- [What you need to do] Copy out the whole listing exactly as written, leaving the pictures behind.

- [Supplied records]
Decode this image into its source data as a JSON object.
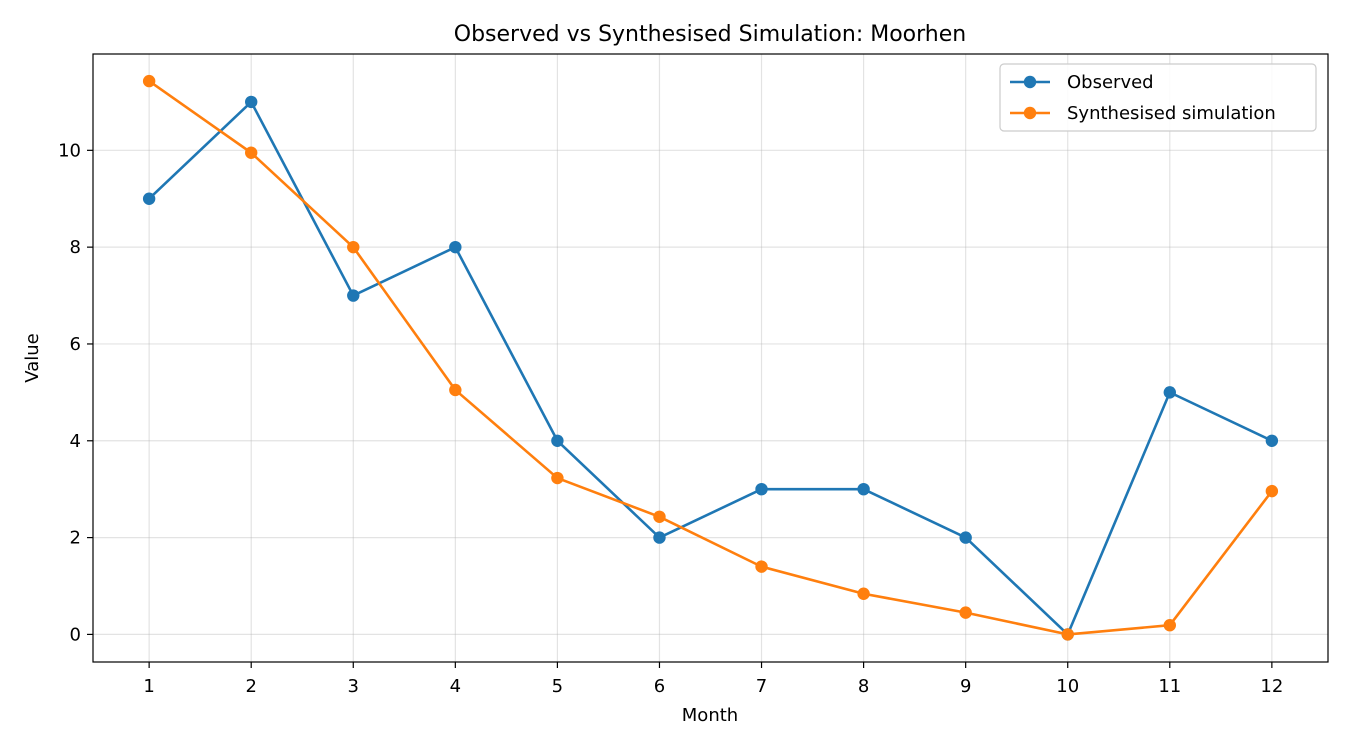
{
  "chart_data": {
    "type": "line",
    "title": "Observed vs Synthesised Simulation: Moorhen",
    "xlabel": "Month",
    "ylabel": "Value",
    "x": [
      1,
      2,
      3,
      4,
      5,
      6,
      7,
      8,
      9,
      10,
      11,
      12
    ],
    "xticks": [
      "1",
      "2",
      "3",
      "4",
      "5",
      "6",
      "7",
      "8",
      "9",
      "10",
      "11",
      "12"
    ],
    "yticks": [
      0,
      2,
      4,
      6,
      8,
      10
    ],
    "xlim": [
      0.45,
      12.55
    ],
    "ylim": [
      -0.57,
      11.99
    ],
    "grid": true,
    "legend_position": "top-right",
    "series": [
      {
        "name": "Observed",
        "color": "#1f77b4",
        "marker": "circle",
        "values": [
          9,
          11,
          7,
          8,
          4,
          2,
          3,
          3,
          2,
          0,
          5,
          4
        ]
      },
      {
        "name": "Synthesised simulation",
        "color": "#ff7f0e",
        "marker": "circle",
        "values": [
          11.43,
          9.95,
          8.0,
          5.05,
          3.23,
          2.43,
          1.4,
          0.84,
          0.45,
          0.0,
          0.19,
          2.96
        ]
      }
    ]
  }
}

- [Task output]
Decode this image into its source data as a JSON object.
{
  "chart_data": {
    "type": "line",
    "title": "Observed vs Synthesised Simulation: Moorhen",
    "xlabel": "Month",
    "ylabel": "Value",
    "x": [
      1,
      2,
      3,
      4,
      5,
      6,
      7,
      8,
      9,
      10,
      11,
      12
    ],
    "xticks": [
      "1",
      "2",
      "3",
      "4",
      "5",
      "6",
      "7",
      "8",
      "9",
      "10",
      "11",
      "12"
    ],
    "yticks": [
      0,
      2,
      4,
      6,
      8,
      10
    ],
    "xlim": [
      0.45,
      12.55
    ],
    "ylim": [
      -0.57,
      11.99
    ],
    "grid": true,
    "legend_position": "top-right",
    "series": [
      {
        "name": "Observed",
        "color": "#1f77b4",
        "marker": "circle",
        "values": [
          9,
          11,
          7,
          8,
          4,
          2,
          3,
          3,
          2,
          0,
          5,
          4
        ]
      },
      {
        "name": "Synthesised simulation",
        "color": "#ff7f0e",
        "marker": "circle",
        "values": [
          11.43,
          9.95,
          8.0,
          5.05,
          3.23,
          2.43,
          1.4,
          0.84,
          0.45,
          0.0,
          0.19,
          2.96
        ]
      }
    ]
  }
}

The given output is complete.